LISTED ENTRIES.
*****

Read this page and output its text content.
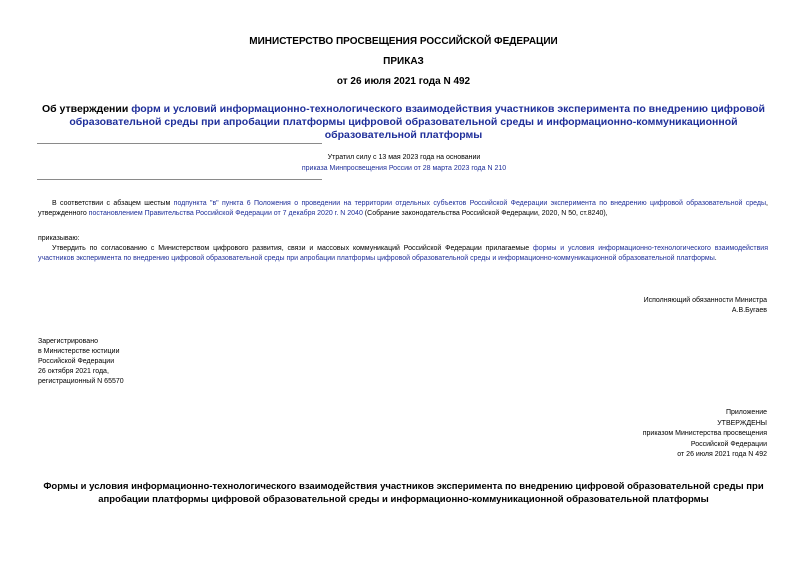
МИНИСТЕРСТВО ПРОСВЕЩЕНИЯ РОССИЙСКОЙ ФЕДЕРАЦИИ
ПРИКАЗ
от 26 июля 2021 года N 492
Об утверждении форм и условий информационно-технологического взаимодействия участников эксперимента по внедрению цифровой образовательной среды при апробации платформы цифровой образовательной среды и информационно-коммуникационной образовательной платформы
Утратил силу с 13 мая 2023 года на основании
приказа Минпросвещения России от 28 марта 2023 года N 210
В соответствии с абзацем шестым подпункта "в" пункта 6 Положения о проведении на территории отдельных субъектов Российской Федерации эксперимента по внедрению цифровой образовательной среды, утвержденного постановлением Правительства Российской Федерации от 7 декабря 2020 г. N 2040 (Собрание законодательства Российской Федерации, 2020, N 50, ст.8240),
приказываю:
Утвердить по согласованию с Министерством цифрового развития, связи и массовых коммуникаций Российской Федерации прилагаемые формы и условия информационно-технологического взаимодействия участников эксперимента по внедрению цифровой образовательной среды при апробации платформы цифровой образовательной среды и информационно-коммуникационной образовательной платформы.
Исполняющий обязанности Министра
А.В.Бугаев
Зарегистрировано
в Министерстве юстиции
Российской Федерации
26 октября 2021 года,
регистрационный N 65570
Приложение
УТВЕРЖДЕНЫ
приказом Министерства просвещения
Российской Федерации
от 26 июля 2021 года N 492
Формы и условия информационно-технологического взаимодействия участников эксперимента по внедрению цифровой образовательной среды при апробации платформы цифровой образовательной среды и информационно-коммуникационной образовательной платформы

*****

WRITTEN REQUEST. Collect, from the material above, every line containing the word "внедрению".

SOLVED EXERCISE.
Об утверждении форм и условий информационно-технологического взаимодействия участников эксперимента по внедрению цифровой образовательной среды при апробации платформы цифровой образовательной среды и информационно-коммуникационной образовательной платформы
В соответствии с абзацем шестым подпункта "в" пункта 6 Положения о проведении на территории отдельных субъектов Российской Федерации эксперимента по внедрению цифровой образовательной среды, утвержденного постановлением Правительства Российской Федерации от 7 декабря 2020 г. N 2040 (Собрание законодательства Российской Федерации, 2020, N 50, ст.8240),
Утвердить по согласованию с Министерством цифрового развития, связи и массовых коммуникаций Российской Федерации прилагаемые формы и условия информационно-технологического взаимодействия участников эксперимента по внедрению цифровой образовательной среды при апробации платформы цифровой образовательной среды и информационно-коммуникационной образовательной платформы.
Формы и условия информационно-технологического взаимодействия участников эксперимента по внедрению цифровой образовательной среды при апробации платформы цифровой образовательной среды и информационно-коммуникационной образовательной платформы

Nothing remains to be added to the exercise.